Entries provided:
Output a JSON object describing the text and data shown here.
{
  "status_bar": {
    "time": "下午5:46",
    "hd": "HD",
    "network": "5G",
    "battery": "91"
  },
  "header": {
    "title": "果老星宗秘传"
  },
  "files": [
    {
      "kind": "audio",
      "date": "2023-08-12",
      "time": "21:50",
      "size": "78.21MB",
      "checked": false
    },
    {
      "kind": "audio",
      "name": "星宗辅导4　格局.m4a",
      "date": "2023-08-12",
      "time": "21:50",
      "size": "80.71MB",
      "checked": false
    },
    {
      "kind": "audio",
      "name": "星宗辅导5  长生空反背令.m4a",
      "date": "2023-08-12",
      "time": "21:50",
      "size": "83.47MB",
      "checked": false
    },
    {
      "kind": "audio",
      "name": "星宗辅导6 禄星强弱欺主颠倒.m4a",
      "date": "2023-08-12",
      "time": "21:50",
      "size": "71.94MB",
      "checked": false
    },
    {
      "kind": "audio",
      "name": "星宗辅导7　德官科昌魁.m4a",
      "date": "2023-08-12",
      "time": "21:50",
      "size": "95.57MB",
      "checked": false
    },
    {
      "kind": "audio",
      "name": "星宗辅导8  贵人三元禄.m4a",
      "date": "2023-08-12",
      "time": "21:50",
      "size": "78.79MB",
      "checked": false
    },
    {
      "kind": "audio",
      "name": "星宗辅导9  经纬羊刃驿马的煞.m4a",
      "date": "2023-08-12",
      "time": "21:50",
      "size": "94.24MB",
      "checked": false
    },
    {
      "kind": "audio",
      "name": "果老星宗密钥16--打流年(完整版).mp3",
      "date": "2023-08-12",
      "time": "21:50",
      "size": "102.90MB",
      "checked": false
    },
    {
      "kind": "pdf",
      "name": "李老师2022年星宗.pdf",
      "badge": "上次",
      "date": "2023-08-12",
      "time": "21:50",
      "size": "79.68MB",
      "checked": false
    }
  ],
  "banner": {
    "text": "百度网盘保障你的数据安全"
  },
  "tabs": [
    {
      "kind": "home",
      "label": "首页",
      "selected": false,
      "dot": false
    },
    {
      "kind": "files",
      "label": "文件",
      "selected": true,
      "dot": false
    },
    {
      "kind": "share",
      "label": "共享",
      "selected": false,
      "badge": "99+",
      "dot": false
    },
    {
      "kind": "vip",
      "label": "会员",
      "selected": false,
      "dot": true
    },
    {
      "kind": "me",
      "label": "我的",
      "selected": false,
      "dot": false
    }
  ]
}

Exercise: List all lines above in which the string "name" appears.

Solution to this task:
      "name": "星宗辅导4　格局.m4a",
      "name": "星宗辅导5  长生空反背令.m4a",
      "name": "星宗辅导6 禄星强弱欺主颠倒.m4a",
      "name": "星宗辅导7　德官科昌魁.m4a",
      "name": "星宗辅导8  贵人三元禄.m4a",
      "name": "星宗辅导9  经纬羊刃驿马的煞.m4a",
      "name": "果老星宗密钥16--打流年(完整版).mp3",
      "name": "李老师2022年星宗.pdf",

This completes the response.